■ **Data for the task**
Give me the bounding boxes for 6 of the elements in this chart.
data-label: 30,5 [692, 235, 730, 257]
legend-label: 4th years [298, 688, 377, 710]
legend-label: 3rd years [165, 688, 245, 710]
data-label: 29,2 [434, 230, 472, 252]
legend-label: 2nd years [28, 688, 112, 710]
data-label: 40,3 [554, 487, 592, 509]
---
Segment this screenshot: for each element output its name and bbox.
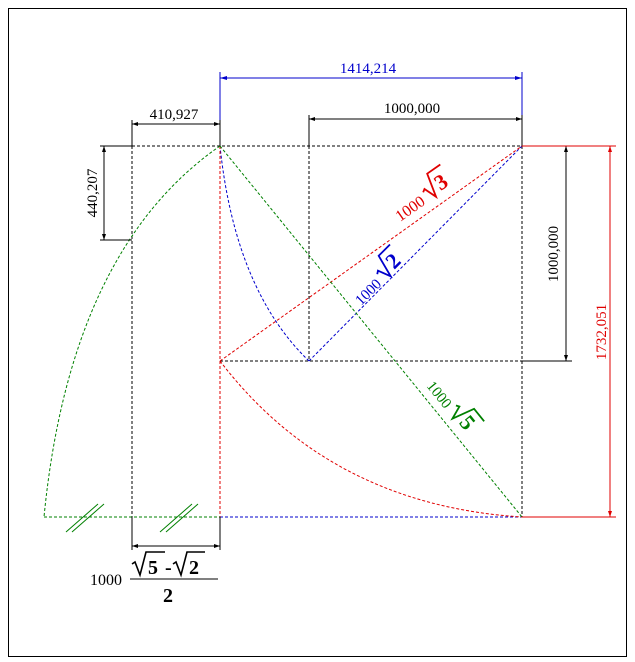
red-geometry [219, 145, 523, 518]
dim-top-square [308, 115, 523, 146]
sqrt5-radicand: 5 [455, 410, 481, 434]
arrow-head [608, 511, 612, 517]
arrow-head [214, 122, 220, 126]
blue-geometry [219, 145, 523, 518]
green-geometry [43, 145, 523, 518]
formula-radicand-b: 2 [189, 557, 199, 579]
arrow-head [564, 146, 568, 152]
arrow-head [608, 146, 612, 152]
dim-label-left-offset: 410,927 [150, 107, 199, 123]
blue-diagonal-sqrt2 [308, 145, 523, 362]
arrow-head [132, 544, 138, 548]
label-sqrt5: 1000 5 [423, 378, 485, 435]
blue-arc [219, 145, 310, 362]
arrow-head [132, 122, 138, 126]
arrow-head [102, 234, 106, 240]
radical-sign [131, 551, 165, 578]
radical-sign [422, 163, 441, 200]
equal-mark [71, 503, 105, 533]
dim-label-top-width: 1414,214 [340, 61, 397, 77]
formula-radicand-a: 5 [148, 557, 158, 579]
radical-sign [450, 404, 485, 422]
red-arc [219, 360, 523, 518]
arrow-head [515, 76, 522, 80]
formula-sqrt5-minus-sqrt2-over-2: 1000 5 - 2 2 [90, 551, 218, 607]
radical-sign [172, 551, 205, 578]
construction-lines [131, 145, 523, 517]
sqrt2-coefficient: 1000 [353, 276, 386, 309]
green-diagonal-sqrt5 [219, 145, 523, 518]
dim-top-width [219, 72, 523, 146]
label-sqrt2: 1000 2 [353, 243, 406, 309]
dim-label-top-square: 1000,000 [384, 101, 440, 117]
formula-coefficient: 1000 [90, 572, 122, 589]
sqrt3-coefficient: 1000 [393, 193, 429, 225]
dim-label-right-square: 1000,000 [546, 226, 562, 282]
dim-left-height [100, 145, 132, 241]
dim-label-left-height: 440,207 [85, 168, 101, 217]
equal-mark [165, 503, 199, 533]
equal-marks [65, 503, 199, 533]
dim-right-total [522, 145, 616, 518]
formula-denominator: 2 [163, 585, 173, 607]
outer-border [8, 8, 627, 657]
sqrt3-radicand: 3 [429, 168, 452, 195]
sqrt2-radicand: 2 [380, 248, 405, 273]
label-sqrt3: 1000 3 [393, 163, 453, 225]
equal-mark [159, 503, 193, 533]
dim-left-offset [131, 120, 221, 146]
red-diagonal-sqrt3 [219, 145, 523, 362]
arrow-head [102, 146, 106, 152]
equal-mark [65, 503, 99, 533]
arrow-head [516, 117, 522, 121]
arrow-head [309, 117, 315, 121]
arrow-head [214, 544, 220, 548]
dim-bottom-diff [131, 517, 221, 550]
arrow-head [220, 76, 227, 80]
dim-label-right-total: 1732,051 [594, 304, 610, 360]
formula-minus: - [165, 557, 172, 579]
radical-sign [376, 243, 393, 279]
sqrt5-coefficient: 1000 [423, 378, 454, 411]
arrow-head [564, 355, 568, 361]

■ **Exercise prompt**
Output the data unchanged, beginning at the line that contains "Give me the" and ending after the line that contains "data-label: 40,3 [554, 487, 592, 509]".

■ **Problem solution**
Give me the bounding boxes for 6 of the elements in this chart.
data-label: 30,5 [692, 235, 730, 257]
legend-label: 4th years [298, 688, 377, 710]
legend-label: 3rd years [165, 688, 245, 710]
data-label: 29,2 [434, 230, 472, 252]
legend-label: 2nd years [28, 688, 112, 710]
data-label: 40,3 [554, 487, 592, 509]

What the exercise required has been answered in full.